(Stored items from a collection)
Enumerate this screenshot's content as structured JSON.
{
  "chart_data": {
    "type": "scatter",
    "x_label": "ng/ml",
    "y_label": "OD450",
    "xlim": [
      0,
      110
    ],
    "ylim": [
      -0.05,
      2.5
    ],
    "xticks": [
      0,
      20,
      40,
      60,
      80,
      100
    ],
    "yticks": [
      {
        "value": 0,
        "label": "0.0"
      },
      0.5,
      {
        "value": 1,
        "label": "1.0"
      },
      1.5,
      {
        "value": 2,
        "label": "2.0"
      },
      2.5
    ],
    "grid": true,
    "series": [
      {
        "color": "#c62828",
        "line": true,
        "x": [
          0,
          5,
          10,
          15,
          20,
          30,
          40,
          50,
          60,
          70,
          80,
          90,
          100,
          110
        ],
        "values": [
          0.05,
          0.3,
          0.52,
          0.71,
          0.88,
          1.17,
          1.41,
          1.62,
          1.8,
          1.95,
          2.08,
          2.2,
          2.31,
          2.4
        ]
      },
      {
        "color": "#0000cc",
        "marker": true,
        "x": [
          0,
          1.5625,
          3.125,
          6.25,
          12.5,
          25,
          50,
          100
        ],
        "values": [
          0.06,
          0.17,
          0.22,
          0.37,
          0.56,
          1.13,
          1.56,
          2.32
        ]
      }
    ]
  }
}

# REQUIREMENT:
All entries shown above should be printed again exactly.

# RESPONSE:
Enumerate this screenshot's content as structured JSON.
{
  "chart_data": {
    "type": "scatter",
    "x_label": "ng/ml",
    "y_label": "OD450",
    "xlim": [
      0,
      110
    ],
    "ylim": [
      -0.05,
      2.5
    ],
    "xticks": [
      0,
      20,
      40,
      60,
      80,
      100
    ],
    "yticks": [
      {
        "value": 0,
        "label": "0.0"
      },
      0.5,
      {
        "value": 1,
        "label": "1.0"
      },
      1.5,
      {
        "value": 2,
        "label": "2.0"
      },
      2.5
    ],
    "grid": true,
    "series": [
      {
        "color": "#c62828",
        "line": true,
        "x": [
          0,
          5,
          10,
          15,
          20,
          30,
          40,
          50,
          60,
          70,
          80,
          90,
          100,
          110
        ],
        "values": [
          0.05,
          0.3,
          0.52,
          0.71,
          0.88,
          1.17,
          1.41,
          1.62,
          1.8,
          1.95,
          2.08,
          2.2,
          2.31,
          2.4
        ]
      },
      {
        "color": "#0000cc",
        "marker": true,
        "x": [
          0,
          1.5625,
          3.125,
          6.25,
          12.5,
          25,
          50,
          100
        ],
        "values": [
          0.06,
          0.17,
          0.22,
          0.37,
          0.56,
          1.13,
          1.56,
          2.32
        ]
      }
    ]
  }
}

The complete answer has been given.